#### What is being asked:
Copy each line exactly. Leave nothing out.

#### Data provided:
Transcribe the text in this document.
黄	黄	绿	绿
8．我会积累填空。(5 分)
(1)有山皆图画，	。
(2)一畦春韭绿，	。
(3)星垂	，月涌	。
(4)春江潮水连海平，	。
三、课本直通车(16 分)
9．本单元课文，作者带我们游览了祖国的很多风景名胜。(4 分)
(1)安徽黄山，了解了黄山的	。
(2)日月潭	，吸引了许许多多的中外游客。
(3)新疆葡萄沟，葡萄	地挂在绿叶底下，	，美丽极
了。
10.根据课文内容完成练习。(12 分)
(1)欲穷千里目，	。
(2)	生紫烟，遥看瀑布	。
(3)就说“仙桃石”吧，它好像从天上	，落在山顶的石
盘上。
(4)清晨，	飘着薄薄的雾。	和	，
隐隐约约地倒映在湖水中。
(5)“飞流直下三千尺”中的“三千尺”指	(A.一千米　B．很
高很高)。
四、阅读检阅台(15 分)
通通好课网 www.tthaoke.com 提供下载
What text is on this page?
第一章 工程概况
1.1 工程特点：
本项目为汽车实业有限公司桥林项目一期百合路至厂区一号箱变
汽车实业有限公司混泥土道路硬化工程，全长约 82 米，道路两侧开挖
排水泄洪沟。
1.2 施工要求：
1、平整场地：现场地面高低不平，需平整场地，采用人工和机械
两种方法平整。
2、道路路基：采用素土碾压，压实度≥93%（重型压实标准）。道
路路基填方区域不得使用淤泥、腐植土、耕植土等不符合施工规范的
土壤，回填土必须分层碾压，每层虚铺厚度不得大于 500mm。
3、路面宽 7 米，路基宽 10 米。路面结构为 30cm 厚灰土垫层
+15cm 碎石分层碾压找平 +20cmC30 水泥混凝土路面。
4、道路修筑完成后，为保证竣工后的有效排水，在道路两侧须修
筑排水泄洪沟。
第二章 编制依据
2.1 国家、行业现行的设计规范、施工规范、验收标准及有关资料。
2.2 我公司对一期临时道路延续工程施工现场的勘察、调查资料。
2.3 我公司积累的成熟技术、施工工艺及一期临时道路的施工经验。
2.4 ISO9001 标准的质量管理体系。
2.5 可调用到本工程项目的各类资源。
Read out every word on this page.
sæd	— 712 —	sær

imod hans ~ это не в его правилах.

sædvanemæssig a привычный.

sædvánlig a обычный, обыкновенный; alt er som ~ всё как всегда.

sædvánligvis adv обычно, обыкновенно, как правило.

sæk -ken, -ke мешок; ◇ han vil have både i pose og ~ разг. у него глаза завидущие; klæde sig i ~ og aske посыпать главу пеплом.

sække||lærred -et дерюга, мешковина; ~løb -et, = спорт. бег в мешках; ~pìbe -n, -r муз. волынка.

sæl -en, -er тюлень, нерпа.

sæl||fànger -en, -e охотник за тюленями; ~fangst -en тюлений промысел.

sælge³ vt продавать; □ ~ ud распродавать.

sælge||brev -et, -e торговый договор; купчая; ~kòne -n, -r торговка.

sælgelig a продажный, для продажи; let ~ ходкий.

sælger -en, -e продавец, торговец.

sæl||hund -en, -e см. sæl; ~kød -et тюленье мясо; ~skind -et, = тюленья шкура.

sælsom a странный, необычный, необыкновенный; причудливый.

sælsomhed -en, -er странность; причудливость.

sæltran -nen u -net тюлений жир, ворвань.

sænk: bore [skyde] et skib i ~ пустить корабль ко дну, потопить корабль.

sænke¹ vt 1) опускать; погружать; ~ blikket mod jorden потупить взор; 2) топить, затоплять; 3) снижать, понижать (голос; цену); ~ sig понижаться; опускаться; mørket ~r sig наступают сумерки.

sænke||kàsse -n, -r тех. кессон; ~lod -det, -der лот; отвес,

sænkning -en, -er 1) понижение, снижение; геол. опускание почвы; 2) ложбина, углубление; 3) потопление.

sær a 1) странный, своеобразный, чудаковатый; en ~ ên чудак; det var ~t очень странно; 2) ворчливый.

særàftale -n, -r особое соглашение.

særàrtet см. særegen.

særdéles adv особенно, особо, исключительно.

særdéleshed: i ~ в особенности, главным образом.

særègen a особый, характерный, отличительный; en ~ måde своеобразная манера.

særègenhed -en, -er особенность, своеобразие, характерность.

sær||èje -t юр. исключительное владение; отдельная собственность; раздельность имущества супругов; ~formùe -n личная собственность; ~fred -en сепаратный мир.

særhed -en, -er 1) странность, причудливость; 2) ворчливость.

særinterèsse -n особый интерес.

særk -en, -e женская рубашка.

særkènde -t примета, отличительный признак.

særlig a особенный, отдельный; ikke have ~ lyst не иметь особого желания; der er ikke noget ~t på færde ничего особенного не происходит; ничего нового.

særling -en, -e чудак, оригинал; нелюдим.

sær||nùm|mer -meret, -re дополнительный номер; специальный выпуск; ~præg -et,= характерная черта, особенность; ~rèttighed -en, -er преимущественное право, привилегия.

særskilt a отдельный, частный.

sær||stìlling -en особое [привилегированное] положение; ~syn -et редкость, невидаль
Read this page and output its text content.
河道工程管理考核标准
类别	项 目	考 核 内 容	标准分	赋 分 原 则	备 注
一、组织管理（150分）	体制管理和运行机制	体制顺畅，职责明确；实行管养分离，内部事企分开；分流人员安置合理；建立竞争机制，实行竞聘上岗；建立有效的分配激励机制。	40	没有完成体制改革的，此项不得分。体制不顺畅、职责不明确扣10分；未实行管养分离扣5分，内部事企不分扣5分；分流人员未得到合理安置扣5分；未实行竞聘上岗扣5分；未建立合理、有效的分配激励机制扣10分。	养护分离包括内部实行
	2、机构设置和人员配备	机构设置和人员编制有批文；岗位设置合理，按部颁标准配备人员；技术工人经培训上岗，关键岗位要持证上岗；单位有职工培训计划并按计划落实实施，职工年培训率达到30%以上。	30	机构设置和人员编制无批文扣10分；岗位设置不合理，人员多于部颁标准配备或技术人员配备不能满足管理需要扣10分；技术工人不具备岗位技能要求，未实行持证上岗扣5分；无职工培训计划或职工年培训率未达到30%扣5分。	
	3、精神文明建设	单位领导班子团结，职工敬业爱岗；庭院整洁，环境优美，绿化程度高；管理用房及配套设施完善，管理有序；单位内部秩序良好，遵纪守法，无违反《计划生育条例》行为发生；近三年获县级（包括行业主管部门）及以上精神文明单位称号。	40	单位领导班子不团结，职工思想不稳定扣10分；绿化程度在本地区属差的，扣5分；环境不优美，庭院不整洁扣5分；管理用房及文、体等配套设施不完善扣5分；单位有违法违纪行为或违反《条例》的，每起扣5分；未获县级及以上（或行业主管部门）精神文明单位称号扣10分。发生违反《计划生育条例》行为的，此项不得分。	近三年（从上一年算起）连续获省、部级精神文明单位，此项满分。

#### Response:
Transcribe the text in this document.
黄	黄	绿	绿
8．我会积累填空。(5 分)
(1)有山皆图画，	。
(2)一畦春韭绿，	。
(3)星垂	，月涌	。
(4)春江潮水连海平，	。
三、课本直通车(16 分)
9．本单元课文，作者带我们游览了祖国的很多风景名胜。(4 分)
(1)安徽黄山，了解了黄山的	。
(2)日月潭	，吸引了许许多多的中外游客。
(3)新疆葡萄沟，葡萄	地挂在绿叶底下，	，美丽极
了。
10.根据课文内容完成练习。(12 分)
(1)欲穷千里目，	。
(2)	生紫烟，遥看瀑布	。
(3)就说“仙桃石”吧，它好像从天上	，落在山顶的石
盘上。
(4)清晨，	飘着薄薄的雾。	和	，
隐隐约约地倒映在湖水中。
(5)“飞流直下三千尺”中的“三千尺”指	(A.一千米　B．很
高很高)。
四、阅读检阅台(15 分)
通通好课网 www.tthaoke.com 提供下载
What text is on this page?
第一章 工程概况
1.1 工程特点：
本项目为汽车实业有限公司桥林项目一期百合路至厂区一号箱变
汽车实业有限公司混泥土道路硬化工程，全长约 82 米，道路两侧开挖
排水泄洪沟。
1.2 施工要求：
1、平整场地：现场地面高低不平，需平整场地，采用人工和机械
两种方法平整。
2、道路路基：采用素土碾压，压实度≥93%（重型压实标准）。道
路路基填方区域不得使用淤泥、腐植土、耕植土等不符合施工规范的
土壤，回填土必须分层碾压，每层虚铺厚度不得大于 500mm。
3、路面宽 7 米，路基宽 10 米。路面结构为 30cm 厚灰土垫层
+15cm 碎石分层碾压找平 +20cmC30 水泥混凝土路面。
4、道路修筑完成后，为保证竣工后的有效排水，在道路两侧须修
筑排水泄洪沟。
第二章 编制依据
2.1 国家、行业现行的设计规范、施工规范、验收标准及有关资料。
2.2 我公司对一期临时道路延续工程施工现场的勘察、调查资料。
2.3 我公司积累的成熟技术、施工工艺及一期临时道路的施工经验。
2.4 ISO9001 标准的质量管理体系。
2.5 可调用到本工程项目的各类资源。
Read out every word on this page.
sæd	— 712 —	sær

imod hans ~ это не в его правилах.

sædvanemæssig a привычный.

sædvánlig a обычный, обыкновенный; alt er som ~ всё как всегда.

sædvánligvis adv обычно, обыкновенно, как правило.

sæk -ken, -ke мешок; ◇ han vil have både i pose og ~ разг. у него глаза завидущие; klæde sig i ~ og aske посыпать главу пеплом.

sække||lærred -et дерюга, мешковина; ~løb -et, = спорт. бег в мешках; ~pìbe -n, -r муз. волынка.

sæl -en, -er тюлень, нерпа.

sæl||fànger -en, -e охотник за тюленями; ~fangst -en тюлений промысел.

sælge³ vt продавать; □ ~ ud распродавать.

sælge||brev -et, -e торговый договор; купчая; ~kòne -n, -r торговка.

sælgelig a продажный, для продажи; let ~ ходкий.

sælger -en, -e продавец, торговец.

sæl||hund -en, -e см. sæl; ~kød -et тюленье мясо; ~skind -et, = тюленья шкура.

sælsom a странный, необычный, необыкновенный; причудливый.

sælsomhed -en, -er странность; причудливость.

sæltran -nen u -net тюлений жир, ворвань.

sænk: bore [skyde] et skib i ~ пустить корабль ко дну, потопить корабль.

sænke¹ vt 1) опускать; погружать; ~ blikket mod jorden потупить взор; 2) топить, затоплять; 3) снижать, понижать (голос; цену); ~ sig понижаться; опускаться; mørket ~r sig наступают сумерки.

sænke||kàsse -n, -r тех. кессон; ~lod -det, -der лот; отвес,

sænkning -en, -er 1) понижение, снижение; геол. опускание почвы; 2) ложбина, углубление; 3) потопление.

sær a 1) странный, своеобразный, чудаковатый; en ~ ên чудак; det var ~t очень странно; 2) ворчливый.

særàftale -n, -r особое соглашение.

særàrtet см. særegen.

særdéles adv особенно, особо, исключительно.

særdéleshed: i ~ в особенности, главным образом.

særègen a особый, характерный, отличительный; en ~ måde своеобразная манера.

særègenhed -en, -er особенность, своеобразие, характерность.

sær||èje -t юр. исключительное владение; отдельная собственность; раздельность имущества супругов; ~formùe -n личная собственность; ~fred -en сепаратный мир.

særhed -en, -er 1) странность, причудливость; 2) ворчливость.

særinterèsse -n особый интерес.

særk -en, -e женская рубашка.

særkènde -t примета, отличительный признак.

særlig a особенный, отдельный; ikke have ~ lyst не иметь особого желания; der er ikke noget ~t på færde ничего особенного не происходит; ничего нового.

særling -en, -e чудак, оригинал; нелюдим.

sær||nùm|mer -meret, -re дополнительный номер; специальный выпуск; ~præg -et,= характерная черта, особенность; ~rèttighed -en, -er преимущественное право, привилегия.

særskilt a отдельный, частный.

sær||stìlling -en особое [привилегированное] положение; ~syn -et редкость, невидаль
Read this page and output its text content.
河道工程管理考核标准
类别	项 目	考 核 内 容	标准分	赋 分 原 则	备 注
一、组织管理（150分）	体制管理和运行机制	体制顺畅，职责明确；实行管养分离，内部事企分开；分流人员安置合理；建立竞争机制，实行竞聘上岗；建立有效的分配激励机制。	40	没有完成体制改革的，此项不得分。体制不顺畅、职责不明确扣10分；未实行管养分离扣5分，内部事企不分扣5分；分流人员未得到合理安置扣5分；未实行竞聘上岗扣5分；未建立合理、有效的分配激励机制扣10分。	养护分离包括内部实行
	2、机构设置和人员配备	机构设置和人员编制有批文；岗位设置合理，按部颁标准配备人员；技术工人经培训上岗，关键岗位要持证上岗；单位有职工培训计划并按计划落实实施，职工年培训率达到30%以上。	30	机构设置和人员编制无批文扣10分；岗位设置不合理，人员多于部颁标准配备或技术人员配备不能满足管理需要扣10分；技术工人不具备岗位技能要求，未实行持证上岗扣5分；无职工培训计划或职工年培训率未达到30%扣5分。	
	3、精神文明建设	单位领导班子团结，职工敬业爱岗；庭院整洁，环境优美，绿化程度高；管理用房及配套设施完善，管理有序；单位内部秩序良好，遵纪守法，无违反《计划生育条例》行为发生；近三年获县级（包括行业主管部门）及以上精神文明单位称号。	40	单位领导班子不团结，职工思想不稳定扣10分；绿化程度在本地区属差的，扣5分；环境不优美，庭院不整洁扣5分；管理用房及文、体等配套设施不完善扣5分；单位有违法违纪行为或违反《条例》的，每起扣5分；未获县级及以上（或行业主管部门）精神文明单位称号扣10分。发生违反《计划生育条例》行为的，此项不得分。	近三年（从上一年算起）连续获省、部级精神文明单位，此项满分。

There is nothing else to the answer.